> Exercise requirements: Copy the listing below in full and skip every picture.

> Working data:
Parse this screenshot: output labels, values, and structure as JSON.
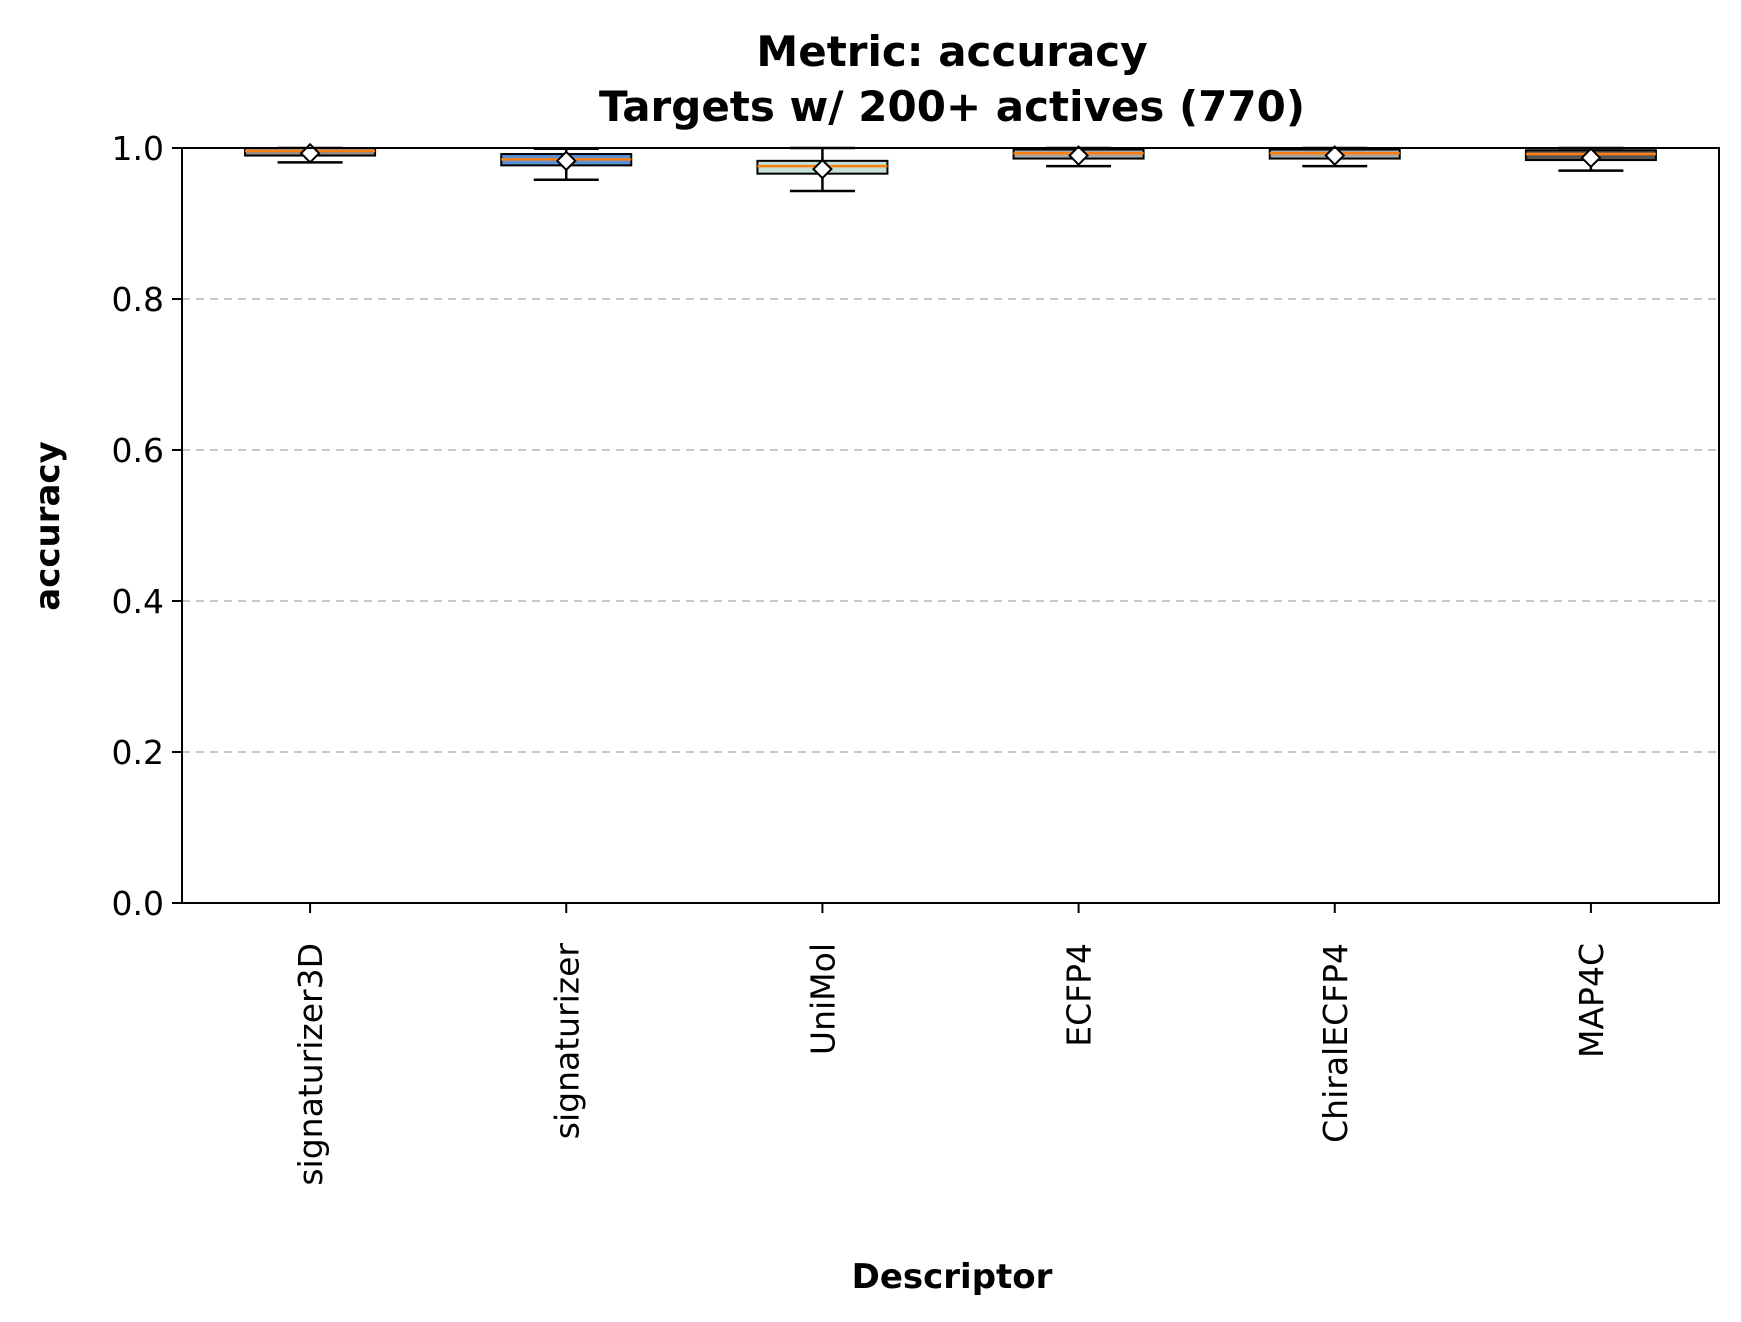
{
  "chart_data": {
    "type": "box",
    "title": "Metric: accuracy",
    "subtitle": "Targets w/ 200+ actives (770)",
    "xlabel": "Descriptor",
    "ylabel": "accuracy",
    "ylim": [
      0.0,
      1.0
    ],
    "yticks": [
      "0.0",
      "0.2",
      "0.4",
      "0.6",
      "0.8",
      "1.0"
    ],
    "grid": "y-dashed",
    "categories": [
      "signaturizer3D",
      "signaturizer",
      "UniMol",
      "ECFP4",
      "ChiralECFP4",
      "MAP4C"
    ],
    "boxes": [
      {
        "label": "signaturizer3D",
        "whisker_low": 0.981,
        "q1": 0.99,
        "median": 0.996,
        "q3": 1.0,
        "whisker_high": 1.0,
        "mean": 0.993,
        "color": "#8e8e8e"
      },
      {
        "label": "signaturizer",
        "whisker_low": 0.958,
        "q1": 0.977,
        "median": 0.985,
        "q3": 0.992,
        "whisker_high": 0.999,
        "mean": 0.983,
        "color": "#5b8fd6"
      },
      {
        "label": "UniMol",
        "whisker_low": 0.943,
        "q1": 0.966,
        "median": 0.976,
        "q3": 0.983,
        "whisker_high": 1.0,
        "mean": 0.972,
        "color": "#c2e0d6"
      },
      {
        "label": "ECFP4",
        "whisker_low": 0.976,
        "q1": 0.986,
        "median": 0.993,
        "q3": 0.998,
        "whisker_high": 1.0,
        "mean": 0.99,
        "color": "#a9a9a9"
      },
      {
        "label": "ChiralECFP4",
        "whisker_low": 0.976,
        "q1": 0.986,
        "median": 0.993,
        "q3": 0.998,
        "whisker_high": 1.0,
        "mean": 0.99,
        "color": "#a9a9a9"
      },
      {
        "label": "MAP4C",
        "whisker_low": 0.97,
        "q1": 0.984,
        "median": 0.992,
        "q3": 0.997,
        "whisker_high": 1.0,
        "mean": 0.987,
        "color": "#555555"
      }
    ]
  }
}
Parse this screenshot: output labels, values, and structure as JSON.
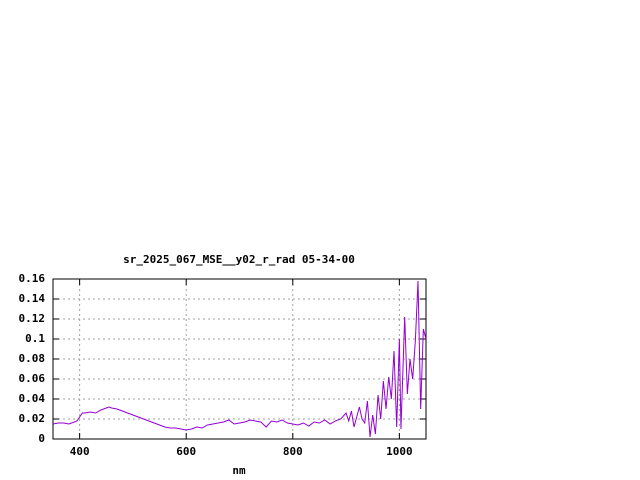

> Response to the exercise:
Parse this screenshot: output labels, values, and structure as JSON.
{
  "chart_data": {
    "type": "box",
    "title": "Metric: accuracy",
    "subtitle": "Targets w/ 200+ actives (770)",
    "xlabel": "Descriptor",
    "ylabel": "accuracy",
    "ylim": [
      0.0,
      1.0
    ],
    "yticks": [
      "0.0",
      "0.2",
      "0.4",
      "0.6",
      "0.8",
      "1.0"
    ],
    "grid": "y-dashed",
    "categories": [
      "signaturizer3D",
      "signaturizer",
      "UniMol",
      "ECFP4",
      "ChiralECFP4",
      "MAP4C"
    ],
    "boxes": [
      {
        "label": "signaturizer3D",
        "whisker_low": 0.981,
        "q1": 0.99,
        "median": 0.996,
        "q3": 1.0,
        "whisker_high": 1.0,
        "mean": 0.993,
        "color": "#8e8e8e"
      },
      {
        "label": "signaturizer",
        "whisker_low": 0.958,
        "q1": 0.977,
        "median": 0.985,
        "q3": 0.992,
        "whisker_high": 0.999,
        "mean": 0.983,
        "color": "#5b8fd6"
      },
      {
        "label": "UniMol",
        "whisker_low": 0.943,
        "q1": 0.966,
        "median": 0.976,
        "q3": 0.983,
        "whisker_high": 1.0,
        "mean": 0.972,
        "color": "#c2e0d6"
      },
      {
        "label": "ECFP4",
        "whisker_low": 0.976,
        "q1": 0.986,
        "median": 0.993,
        "q3": 0.998,
        "whisker_high": 1.0,
        "mean": 0.99,
        "color": "#a9a9a9"
      },
      {
        "label": "ChiralECFP4",
        "whisker_low": 0.976,
        "q1": 0.986,
        "median": 0.993,
        "q3": 0.998,
        "whisker_high": 1.0,
        "mean": 0.99,
        "color": "#a9a9a9"
      },
      {
        "label": "MAP4C",
        "whisker_low": 0.97,
        "q1": 0.984,
        "median": 0.992,
        "q3": 0.997,
        "whisker_high": 1.0,
        "mean": 0.987,
        "color": "#555555"
      }
    ]
  }
}
Parse this screenshot: output labels, values, and structure as JSON.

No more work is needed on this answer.